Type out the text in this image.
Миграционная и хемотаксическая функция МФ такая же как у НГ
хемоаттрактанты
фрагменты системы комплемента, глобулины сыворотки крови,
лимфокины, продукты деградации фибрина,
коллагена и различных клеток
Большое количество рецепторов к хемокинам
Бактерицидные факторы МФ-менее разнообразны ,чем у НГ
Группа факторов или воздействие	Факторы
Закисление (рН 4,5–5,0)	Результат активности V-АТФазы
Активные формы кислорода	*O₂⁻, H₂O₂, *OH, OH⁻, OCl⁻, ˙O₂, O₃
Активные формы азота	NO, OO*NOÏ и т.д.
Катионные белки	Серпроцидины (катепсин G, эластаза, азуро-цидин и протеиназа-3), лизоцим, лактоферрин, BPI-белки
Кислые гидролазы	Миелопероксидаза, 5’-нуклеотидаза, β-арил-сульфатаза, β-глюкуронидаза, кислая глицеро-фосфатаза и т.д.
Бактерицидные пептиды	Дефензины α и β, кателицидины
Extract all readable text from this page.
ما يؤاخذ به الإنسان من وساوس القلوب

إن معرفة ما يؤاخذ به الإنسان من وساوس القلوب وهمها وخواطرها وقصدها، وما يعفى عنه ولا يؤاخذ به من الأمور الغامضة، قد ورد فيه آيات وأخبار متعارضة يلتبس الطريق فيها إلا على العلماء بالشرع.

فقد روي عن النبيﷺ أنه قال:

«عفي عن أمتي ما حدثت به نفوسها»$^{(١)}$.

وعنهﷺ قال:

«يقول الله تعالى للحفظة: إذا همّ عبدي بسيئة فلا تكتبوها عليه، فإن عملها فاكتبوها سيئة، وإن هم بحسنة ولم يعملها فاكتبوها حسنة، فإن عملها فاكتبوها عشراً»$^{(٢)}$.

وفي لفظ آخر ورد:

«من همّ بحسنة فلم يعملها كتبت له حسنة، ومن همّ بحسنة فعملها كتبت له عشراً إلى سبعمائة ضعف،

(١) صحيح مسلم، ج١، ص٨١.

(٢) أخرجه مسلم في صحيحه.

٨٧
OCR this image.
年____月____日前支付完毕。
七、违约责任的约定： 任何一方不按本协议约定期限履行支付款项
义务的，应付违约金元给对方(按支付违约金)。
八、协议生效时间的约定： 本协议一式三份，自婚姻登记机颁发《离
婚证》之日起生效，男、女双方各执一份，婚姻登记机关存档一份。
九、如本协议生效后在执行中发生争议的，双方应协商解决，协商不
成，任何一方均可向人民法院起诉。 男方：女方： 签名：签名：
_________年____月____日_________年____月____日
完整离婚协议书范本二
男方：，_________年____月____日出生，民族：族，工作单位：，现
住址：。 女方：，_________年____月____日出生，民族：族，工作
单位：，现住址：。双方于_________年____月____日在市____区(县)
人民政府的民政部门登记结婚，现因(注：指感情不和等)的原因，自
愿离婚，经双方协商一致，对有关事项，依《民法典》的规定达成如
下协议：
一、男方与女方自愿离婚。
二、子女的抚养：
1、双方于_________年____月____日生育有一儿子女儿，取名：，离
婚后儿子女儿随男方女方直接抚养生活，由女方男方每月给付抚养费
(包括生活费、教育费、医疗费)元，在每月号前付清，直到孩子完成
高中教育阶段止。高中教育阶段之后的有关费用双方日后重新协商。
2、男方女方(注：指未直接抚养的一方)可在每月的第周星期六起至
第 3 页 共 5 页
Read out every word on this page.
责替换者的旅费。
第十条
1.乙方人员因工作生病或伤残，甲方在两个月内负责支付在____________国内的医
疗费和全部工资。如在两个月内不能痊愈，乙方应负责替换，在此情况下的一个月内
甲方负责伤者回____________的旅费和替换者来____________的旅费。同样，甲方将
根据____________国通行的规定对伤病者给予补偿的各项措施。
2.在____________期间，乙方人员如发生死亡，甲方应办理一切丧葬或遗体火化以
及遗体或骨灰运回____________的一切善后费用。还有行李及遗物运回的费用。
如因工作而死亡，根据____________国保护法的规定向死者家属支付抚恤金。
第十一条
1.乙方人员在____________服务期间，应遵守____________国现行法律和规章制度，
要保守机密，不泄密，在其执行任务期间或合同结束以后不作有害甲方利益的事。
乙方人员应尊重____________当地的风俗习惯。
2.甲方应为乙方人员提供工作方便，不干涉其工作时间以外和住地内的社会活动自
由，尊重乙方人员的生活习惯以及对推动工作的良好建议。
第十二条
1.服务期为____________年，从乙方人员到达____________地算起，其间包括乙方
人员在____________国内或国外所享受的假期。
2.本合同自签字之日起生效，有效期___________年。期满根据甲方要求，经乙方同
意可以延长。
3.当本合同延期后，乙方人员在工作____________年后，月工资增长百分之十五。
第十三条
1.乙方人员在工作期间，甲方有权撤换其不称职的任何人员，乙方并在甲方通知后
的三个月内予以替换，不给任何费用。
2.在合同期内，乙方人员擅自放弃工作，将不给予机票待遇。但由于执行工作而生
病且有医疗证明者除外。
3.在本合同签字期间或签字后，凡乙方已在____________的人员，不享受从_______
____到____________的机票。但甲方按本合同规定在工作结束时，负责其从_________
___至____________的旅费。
────
Find all lines holding the string "text" and copy them.

Type out the text in this image.
Extract all readable text from this page.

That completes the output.